▶ [GIVEN RECORDS]
=-=-=-=-=

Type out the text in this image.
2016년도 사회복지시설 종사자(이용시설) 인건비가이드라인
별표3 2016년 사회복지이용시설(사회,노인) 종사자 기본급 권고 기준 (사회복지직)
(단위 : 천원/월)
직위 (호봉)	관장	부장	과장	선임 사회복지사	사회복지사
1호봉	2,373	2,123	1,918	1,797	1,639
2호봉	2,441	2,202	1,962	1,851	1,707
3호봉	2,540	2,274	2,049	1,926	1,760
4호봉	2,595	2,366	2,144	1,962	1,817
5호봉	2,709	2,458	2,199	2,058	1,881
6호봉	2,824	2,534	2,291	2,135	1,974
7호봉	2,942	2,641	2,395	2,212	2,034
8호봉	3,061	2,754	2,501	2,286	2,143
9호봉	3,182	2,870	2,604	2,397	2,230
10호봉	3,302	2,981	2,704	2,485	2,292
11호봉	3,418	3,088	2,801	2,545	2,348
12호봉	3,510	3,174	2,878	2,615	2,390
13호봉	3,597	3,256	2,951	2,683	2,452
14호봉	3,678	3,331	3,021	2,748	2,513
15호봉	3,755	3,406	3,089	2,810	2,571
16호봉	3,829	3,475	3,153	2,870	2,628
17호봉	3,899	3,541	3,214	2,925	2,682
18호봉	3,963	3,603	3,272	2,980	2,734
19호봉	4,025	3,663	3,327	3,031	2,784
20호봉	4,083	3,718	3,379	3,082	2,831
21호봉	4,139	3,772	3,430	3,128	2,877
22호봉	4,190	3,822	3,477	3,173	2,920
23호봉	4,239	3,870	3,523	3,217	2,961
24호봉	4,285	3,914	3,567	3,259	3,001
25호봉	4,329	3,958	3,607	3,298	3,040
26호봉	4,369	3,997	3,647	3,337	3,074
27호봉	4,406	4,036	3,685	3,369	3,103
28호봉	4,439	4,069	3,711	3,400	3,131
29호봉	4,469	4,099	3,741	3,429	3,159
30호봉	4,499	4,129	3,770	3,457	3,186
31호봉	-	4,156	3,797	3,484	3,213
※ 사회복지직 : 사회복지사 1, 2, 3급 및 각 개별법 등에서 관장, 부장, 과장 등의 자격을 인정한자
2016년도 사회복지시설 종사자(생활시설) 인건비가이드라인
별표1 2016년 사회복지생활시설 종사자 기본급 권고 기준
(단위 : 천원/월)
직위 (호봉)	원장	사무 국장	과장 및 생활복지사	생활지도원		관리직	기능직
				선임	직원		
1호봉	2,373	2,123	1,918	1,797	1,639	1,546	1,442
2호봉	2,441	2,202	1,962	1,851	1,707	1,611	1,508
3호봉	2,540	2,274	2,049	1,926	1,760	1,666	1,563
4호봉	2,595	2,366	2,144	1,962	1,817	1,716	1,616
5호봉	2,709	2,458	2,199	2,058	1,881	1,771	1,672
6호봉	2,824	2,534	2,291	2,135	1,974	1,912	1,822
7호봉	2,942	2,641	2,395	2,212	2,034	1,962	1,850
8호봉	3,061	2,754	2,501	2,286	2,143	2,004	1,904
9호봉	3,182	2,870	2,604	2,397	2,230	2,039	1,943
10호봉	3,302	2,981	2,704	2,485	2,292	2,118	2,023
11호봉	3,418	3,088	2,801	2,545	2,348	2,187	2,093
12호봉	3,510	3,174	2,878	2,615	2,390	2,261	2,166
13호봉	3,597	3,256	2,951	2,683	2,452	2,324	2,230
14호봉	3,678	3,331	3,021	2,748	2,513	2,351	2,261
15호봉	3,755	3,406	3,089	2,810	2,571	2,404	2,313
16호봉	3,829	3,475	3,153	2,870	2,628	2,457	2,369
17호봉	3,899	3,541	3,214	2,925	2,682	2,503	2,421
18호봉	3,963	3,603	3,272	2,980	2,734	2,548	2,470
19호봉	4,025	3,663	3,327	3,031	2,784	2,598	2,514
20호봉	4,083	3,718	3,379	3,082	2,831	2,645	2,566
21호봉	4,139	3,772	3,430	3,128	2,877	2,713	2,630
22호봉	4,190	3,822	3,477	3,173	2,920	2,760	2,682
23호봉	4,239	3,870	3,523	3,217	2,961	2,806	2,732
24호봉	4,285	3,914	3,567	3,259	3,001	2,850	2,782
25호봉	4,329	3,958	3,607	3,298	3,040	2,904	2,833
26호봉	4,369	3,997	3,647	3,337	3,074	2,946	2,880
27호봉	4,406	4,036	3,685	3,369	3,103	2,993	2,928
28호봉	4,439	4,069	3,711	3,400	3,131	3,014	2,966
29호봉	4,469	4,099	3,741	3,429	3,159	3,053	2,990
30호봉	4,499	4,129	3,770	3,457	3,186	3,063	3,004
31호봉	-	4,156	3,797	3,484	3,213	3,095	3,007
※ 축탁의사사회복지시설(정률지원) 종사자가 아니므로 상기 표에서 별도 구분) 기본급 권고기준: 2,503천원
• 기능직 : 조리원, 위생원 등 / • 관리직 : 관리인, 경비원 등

=-=-=-=-=

Read the data above. Pull out each line in which the string "사회복지직" appears.

별표3 2016년 사회복지이용시설(사회,노인) 종사자 기본급 권고 기준 (사회복지직)
※ 사회복지직 : 사회복지사 1, 2, 3급 및 각 개별법 등에서 관장, 부장, 과장 등의 자격을 인정한자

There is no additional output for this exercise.